Provided entries
— Begin —

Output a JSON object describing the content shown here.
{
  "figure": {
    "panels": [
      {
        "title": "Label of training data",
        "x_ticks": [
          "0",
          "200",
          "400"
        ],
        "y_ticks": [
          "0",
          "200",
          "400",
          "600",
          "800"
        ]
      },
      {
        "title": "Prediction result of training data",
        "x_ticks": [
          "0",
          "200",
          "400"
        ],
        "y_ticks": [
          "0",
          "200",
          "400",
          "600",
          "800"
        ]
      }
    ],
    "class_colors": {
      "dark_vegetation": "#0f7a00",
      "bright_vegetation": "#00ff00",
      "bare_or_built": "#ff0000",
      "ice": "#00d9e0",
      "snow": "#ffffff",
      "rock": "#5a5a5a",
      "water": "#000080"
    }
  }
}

— End —

Brief
Write out the whole listing again, exactly as it stands.

Answer below
Output a JSON object describing the content shown here.
{
  "figure": {
    "panels": [
      {
        "title": "Label of training data",
        "x_ticks": [
          "0",
          "200",
          "400"
        ],
        "y_ticks": [
          "0",
          "200",
          "400",
          "600",
          "800"
        ]
      },
      {
        "title": "Prediction result of training data",
        "x_ticks": [
          "0",
          "200",
          "400"
        ],
        "y_ticks": [
          "0",
          "200",
          "400",
          "600",
          "800"
        ]
      }
    ],
    "class_colors": {
      "dark_vegetation": "#0f7a00",
      "bright_vegetation": "#00ff00",
      "bare_or_built": "#ff0000",
      "ice": "#00d9e0",
      "snow": "#ffffff",
      "rock": "#5a5a5a",
      "water": "#000080"
    }
  }
}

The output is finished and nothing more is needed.